◆ Task statement
Report how many lines hold the word "κενά"; answer with the number alone.

[Collected data entries]
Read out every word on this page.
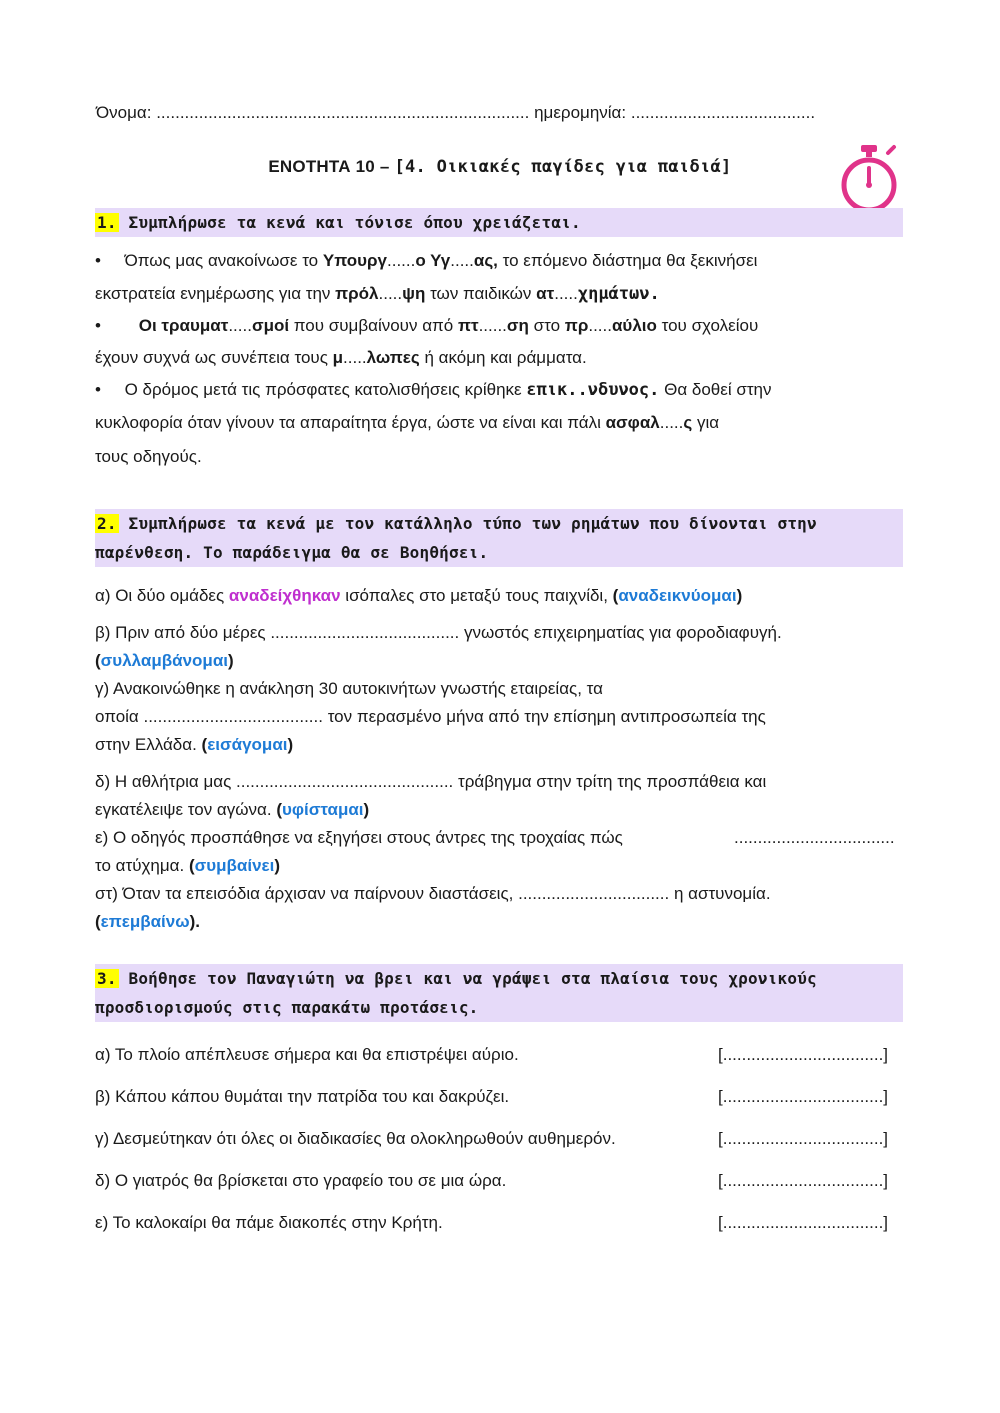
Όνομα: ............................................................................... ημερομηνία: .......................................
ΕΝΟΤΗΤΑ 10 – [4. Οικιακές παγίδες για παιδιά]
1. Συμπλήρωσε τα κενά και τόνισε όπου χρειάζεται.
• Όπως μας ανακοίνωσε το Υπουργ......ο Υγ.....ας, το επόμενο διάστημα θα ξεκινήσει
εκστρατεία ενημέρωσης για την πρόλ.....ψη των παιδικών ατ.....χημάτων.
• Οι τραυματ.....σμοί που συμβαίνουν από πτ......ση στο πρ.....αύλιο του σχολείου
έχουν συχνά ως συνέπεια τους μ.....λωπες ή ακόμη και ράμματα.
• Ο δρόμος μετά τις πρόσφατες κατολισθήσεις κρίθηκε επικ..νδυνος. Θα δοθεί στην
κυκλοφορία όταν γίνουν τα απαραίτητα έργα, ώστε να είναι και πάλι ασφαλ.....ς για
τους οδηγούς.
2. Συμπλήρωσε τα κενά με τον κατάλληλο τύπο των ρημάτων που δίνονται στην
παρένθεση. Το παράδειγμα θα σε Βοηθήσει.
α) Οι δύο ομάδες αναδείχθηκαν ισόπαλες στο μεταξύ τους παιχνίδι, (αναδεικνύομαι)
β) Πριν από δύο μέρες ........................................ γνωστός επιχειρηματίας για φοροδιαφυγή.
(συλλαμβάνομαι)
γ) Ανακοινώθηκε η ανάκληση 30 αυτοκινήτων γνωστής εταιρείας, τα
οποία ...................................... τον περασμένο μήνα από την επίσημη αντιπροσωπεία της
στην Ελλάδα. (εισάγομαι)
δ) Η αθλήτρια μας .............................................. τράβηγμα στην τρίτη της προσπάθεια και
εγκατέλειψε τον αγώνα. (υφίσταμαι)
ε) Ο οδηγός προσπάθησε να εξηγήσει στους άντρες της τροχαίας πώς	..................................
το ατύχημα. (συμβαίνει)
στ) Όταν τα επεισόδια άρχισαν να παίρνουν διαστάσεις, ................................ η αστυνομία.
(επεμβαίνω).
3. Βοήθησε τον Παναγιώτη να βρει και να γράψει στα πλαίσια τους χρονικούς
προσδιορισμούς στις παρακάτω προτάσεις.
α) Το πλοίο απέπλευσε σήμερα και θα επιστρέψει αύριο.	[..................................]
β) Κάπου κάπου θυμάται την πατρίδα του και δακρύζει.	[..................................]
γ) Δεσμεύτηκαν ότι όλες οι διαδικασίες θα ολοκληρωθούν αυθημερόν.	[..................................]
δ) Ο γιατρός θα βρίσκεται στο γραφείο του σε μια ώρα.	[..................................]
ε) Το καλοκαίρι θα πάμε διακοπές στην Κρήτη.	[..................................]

◆ The answer
2